## START DATA FOR THE TASK

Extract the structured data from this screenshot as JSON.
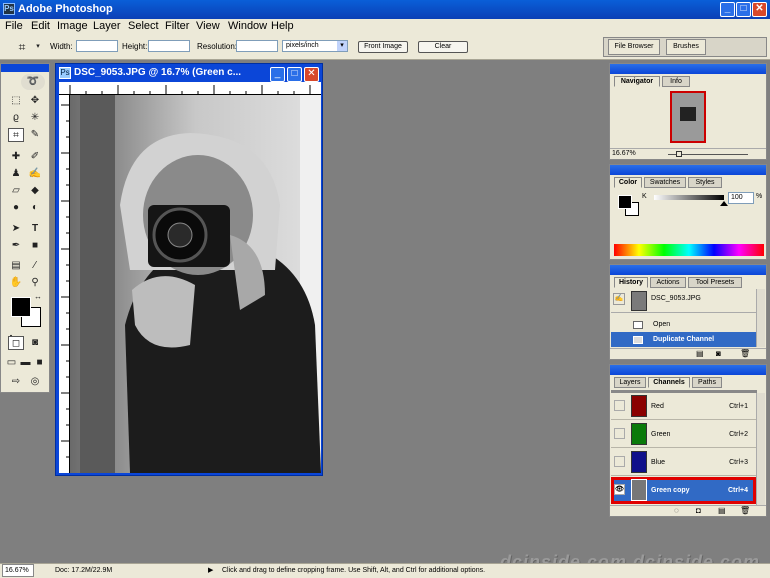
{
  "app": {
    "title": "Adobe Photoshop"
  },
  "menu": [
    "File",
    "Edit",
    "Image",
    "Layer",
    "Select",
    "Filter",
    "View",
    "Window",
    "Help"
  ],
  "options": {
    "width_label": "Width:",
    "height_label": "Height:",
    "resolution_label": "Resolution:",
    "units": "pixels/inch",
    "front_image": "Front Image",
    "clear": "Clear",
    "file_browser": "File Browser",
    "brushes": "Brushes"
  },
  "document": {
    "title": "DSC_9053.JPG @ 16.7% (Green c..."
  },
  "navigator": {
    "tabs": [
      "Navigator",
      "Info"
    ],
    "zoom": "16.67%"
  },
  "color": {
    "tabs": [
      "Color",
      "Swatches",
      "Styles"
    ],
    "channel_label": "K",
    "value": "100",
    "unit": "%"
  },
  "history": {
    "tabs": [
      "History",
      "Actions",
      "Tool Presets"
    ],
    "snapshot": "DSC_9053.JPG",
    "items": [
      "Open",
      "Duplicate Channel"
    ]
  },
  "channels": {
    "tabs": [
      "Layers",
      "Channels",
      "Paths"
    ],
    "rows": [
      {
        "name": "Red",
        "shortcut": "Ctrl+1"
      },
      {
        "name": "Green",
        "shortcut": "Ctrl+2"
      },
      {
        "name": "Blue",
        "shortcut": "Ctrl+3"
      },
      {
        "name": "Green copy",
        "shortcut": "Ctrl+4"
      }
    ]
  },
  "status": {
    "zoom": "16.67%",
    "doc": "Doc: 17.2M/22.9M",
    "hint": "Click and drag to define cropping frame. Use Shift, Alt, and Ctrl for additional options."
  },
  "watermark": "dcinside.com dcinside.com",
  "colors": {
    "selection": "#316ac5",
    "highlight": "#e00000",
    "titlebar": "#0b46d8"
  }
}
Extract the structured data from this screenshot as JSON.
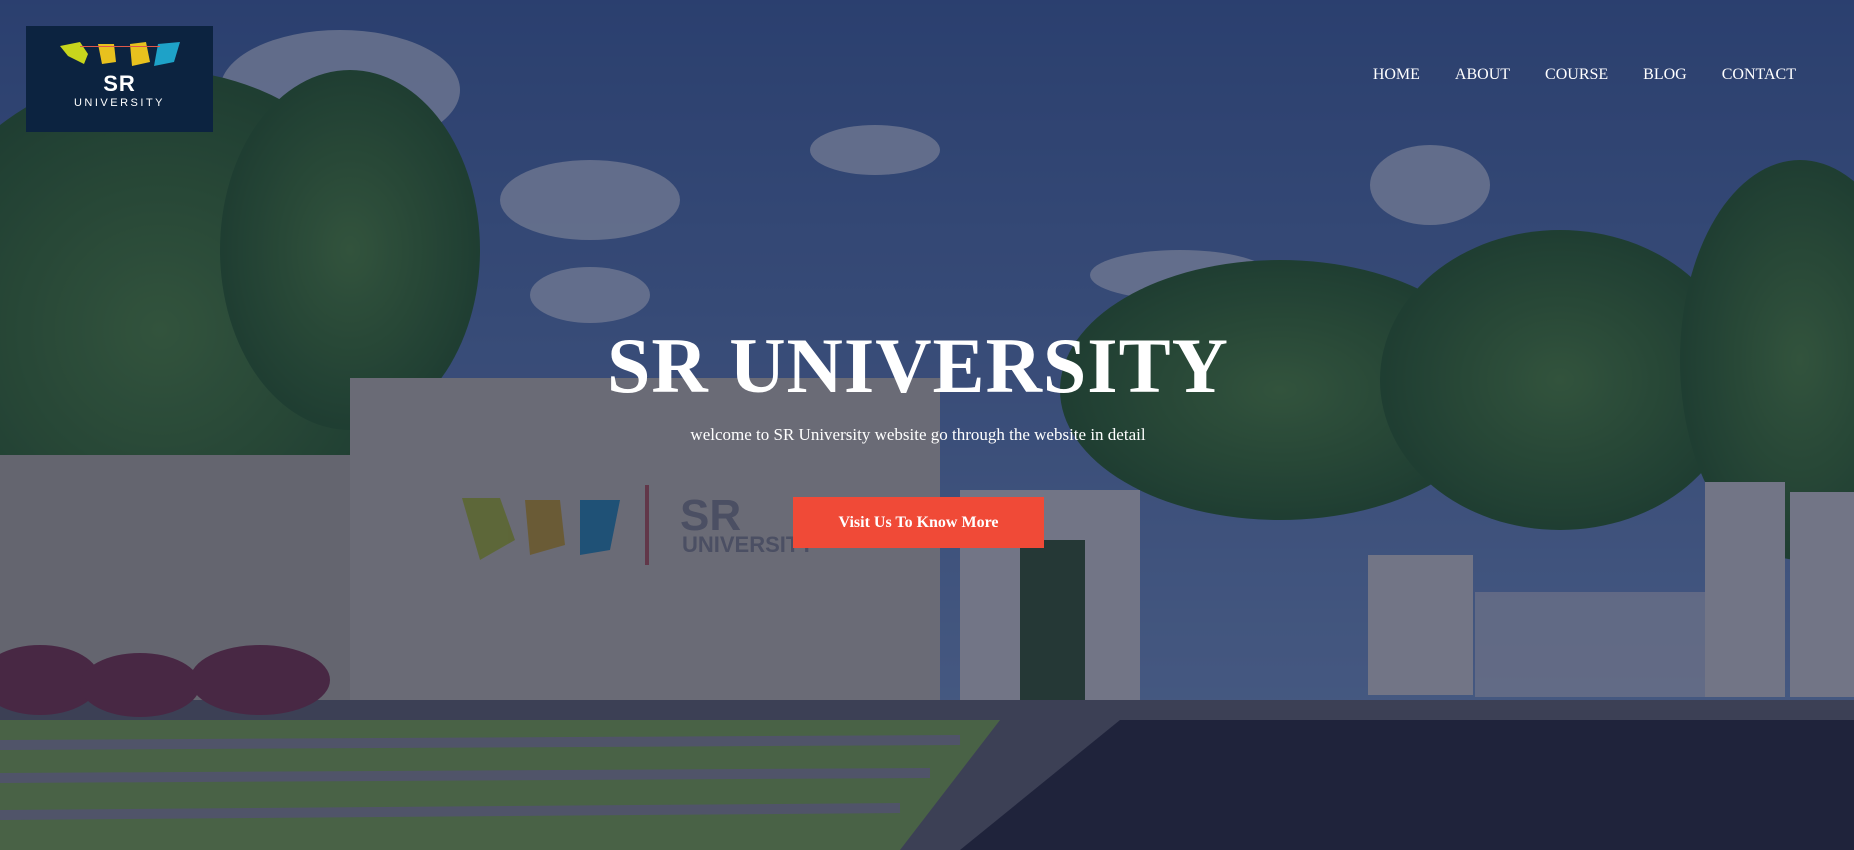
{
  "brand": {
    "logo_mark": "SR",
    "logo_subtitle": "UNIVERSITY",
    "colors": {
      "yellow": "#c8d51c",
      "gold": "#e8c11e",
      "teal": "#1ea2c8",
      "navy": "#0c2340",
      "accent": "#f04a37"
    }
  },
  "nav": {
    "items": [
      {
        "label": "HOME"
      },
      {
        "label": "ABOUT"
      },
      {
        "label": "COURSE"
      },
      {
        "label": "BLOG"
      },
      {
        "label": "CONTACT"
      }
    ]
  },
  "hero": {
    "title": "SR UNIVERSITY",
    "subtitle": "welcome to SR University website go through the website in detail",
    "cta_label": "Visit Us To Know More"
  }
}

## END DATA FOR THE TASK

**DIRECTIONS FOR THIS TASK**
Copy every line of the records above that contains "name".

**SOLUTION TO THIS PROBLEM**
        "name": "Red",
        "name": "Green",
        "name": "Blue",
        "name": "Green copy",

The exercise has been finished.